— TASK DIRECTIONS —
Give only the count of lines containing "cultivation".

— THE DATA —
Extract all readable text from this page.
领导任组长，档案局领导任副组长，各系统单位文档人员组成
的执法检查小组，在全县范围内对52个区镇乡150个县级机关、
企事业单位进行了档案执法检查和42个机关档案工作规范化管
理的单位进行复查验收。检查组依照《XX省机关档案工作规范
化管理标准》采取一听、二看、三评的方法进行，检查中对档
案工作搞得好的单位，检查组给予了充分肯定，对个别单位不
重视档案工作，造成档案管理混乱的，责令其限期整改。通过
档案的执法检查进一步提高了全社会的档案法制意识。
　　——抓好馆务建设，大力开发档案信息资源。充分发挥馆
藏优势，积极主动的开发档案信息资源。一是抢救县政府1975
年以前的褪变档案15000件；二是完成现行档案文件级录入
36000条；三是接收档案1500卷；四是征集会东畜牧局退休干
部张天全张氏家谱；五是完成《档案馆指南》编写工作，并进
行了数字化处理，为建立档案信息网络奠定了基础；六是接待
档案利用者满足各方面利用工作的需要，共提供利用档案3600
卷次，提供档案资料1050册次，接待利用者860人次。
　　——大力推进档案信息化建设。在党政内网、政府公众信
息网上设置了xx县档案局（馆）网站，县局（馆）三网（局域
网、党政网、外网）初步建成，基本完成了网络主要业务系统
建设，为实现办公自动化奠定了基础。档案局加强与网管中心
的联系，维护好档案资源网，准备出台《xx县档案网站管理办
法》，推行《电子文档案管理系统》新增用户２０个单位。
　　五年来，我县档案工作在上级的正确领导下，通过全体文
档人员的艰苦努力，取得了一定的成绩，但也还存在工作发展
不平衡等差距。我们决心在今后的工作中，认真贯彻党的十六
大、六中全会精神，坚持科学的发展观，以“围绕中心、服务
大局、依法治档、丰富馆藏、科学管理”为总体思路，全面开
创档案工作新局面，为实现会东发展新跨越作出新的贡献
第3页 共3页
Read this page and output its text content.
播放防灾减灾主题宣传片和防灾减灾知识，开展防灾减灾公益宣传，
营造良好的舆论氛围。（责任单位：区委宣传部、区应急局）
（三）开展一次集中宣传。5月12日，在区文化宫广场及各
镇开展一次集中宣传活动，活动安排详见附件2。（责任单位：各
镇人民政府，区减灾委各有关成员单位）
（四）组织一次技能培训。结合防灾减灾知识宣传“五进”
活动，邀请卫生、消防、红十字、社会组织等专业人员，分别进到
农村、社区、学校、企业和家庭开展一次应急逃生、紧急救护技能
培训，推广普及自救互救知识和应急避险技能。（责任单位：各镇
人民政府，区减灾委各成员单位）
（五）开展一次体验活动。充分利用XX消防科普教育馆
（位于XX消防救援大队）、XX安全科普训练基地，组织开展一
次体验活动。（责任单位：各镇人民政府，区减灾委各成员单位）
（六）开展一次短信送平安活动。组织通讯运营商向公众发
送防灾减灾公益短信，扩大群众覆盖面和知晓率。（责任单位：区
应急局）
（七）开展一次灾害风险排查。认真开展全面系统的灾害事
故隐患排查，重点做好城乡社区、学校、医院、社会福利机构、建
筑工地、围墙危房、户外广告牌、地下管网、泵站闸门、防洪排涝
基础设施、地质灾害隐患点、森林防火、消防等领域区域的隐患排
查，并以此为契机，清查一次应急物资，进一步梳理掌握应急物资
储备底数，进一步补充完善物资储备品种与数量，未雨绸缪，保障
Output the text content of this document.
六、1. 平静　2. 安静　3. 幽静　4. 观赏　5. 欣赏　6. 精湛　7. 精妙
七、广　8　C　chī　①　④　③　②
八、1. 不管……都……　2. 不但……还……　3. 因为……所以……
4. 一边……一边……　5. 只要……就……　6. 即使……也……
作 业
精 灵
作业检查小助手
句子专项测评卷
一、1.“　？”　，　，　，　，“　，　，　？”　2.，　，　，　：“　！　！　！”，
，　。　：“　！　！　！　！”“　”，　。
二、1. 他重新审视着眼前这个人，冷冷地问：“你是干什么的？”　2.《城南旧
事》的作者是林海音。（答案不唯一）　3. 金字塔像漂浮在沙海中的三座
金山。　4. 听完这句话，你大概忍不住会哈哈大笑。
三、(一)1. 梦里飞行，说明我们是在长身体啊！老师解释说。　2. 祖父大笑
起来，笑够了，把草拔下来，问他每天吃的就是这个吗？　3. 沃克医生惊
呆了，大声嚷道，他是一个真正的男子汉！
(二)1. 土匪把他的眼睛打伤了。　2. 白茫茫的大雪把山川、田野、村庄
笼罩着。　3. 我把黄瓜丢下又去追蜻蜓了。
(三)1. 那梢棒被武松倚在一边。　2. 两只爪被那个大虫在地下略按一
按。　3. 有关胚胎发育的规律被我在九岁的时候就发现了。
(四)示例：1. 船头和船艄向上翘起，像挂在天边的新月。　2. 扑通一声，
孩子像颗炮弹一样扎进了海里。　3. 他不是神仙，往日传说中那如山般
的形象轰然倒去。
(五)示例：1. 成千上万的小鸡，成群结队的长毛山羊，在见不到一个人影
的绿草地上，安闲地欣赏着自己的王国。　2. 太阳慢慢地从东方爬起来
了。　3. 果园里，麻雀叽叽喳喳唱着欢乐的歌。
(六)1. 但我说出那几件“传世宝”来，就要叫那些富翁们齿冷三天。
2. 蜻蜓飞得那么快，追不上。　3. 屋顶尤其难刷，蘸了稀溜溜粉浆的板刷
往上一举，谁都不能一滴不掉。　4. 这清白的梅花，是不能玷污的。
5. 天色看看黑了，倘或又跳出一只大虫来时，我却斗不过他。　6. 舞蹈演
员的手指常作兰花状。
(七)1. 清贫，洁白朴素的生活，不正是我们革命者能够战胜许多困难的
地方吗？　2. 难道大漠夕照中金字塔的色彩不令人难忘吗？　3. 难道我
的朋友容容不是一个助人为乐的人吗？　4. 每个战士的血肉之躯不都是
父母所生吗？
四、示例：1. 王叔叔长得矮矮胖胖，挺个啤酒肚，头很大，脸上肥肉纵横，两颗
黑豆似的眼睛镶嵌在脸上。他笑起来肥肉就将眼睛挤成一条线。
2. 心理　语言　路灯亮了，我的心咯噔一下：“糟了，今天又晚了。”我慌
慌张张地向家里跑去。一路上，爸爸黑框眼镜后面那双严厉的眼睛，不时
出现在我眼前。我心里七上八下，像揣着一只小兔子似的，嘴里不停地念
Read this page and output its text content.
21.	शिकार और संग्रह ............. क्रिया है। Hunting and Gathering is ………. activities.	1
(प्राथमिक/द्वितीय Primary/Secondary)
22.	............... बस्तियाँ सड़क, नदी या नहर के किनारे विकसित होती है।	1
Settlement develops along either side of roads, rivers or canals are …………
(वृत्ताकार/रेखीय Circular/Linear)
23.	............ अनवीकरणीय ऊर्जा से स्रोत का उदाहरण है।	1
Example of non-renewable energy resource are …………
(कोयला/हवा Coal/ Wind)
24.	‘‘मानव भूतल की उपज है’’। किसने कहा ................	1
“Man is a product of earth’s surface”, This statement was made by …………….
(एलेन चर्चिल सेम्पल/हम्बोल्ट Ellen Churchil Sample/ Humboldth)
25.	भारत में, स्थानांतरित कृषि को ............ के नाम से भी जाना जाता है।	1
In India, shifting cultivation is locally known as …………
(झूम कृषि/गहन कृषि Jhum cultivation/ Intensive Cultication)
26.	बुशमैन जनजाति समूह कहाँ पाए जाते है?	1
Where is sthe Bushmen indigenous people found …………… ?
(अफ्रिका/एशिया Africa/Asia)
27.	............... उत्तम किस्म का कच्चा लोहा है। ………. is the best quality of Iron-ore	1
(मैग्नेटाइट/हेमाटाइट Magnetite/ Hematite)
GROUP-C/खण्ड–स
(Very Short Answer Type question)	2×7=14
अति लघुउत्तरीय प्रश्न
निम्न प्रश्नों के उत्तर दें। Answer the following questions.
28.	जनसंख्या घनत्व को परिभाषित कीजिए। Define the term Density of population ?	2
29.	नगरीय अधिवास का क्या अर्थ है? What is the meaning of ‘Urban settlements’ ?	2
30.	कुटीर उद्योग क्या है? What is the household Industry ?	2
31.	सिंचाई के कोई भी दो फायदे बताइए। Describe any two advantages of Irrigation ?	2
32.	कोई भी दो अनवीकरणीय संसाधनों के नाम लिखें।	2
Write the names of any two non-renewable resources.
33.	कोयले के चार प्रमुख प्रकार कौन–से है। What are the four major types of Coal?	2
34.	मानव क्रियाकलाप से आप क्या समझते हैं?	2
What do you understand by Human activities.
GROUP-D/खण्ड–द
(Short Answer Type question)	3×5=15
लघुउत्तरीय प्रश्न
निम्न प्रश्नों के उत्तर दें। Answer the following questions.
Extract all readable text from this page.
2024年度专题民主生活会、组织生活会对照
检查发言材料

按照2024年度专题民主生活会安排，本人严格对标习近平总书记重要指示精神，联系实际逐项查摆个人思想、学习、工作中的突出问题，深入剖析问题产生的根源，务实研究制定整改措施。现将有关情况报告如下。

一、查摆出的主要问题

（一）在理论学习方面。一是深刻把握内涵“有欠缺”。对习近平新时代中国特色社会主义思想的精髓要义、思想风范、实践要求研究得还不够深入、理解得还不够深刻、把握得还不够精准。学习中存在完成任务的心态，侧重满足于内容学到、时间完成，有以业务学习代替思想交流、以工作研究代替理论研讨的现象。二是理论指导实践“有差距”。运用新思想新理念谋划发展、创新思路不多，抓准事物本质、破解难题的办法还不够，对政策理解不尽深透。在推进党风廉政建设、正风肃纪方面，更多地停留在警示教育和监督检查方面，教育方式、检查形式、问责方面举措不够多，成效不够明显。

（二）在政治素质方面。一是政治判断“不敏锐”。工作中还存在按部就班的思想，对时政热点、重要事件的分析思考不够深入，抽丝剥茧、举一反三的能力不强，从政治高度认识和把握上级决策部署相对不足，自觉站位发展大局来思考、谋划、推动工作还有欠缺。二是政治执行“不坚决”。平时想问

— SOLUTION FOR THIS EXERCISE —
2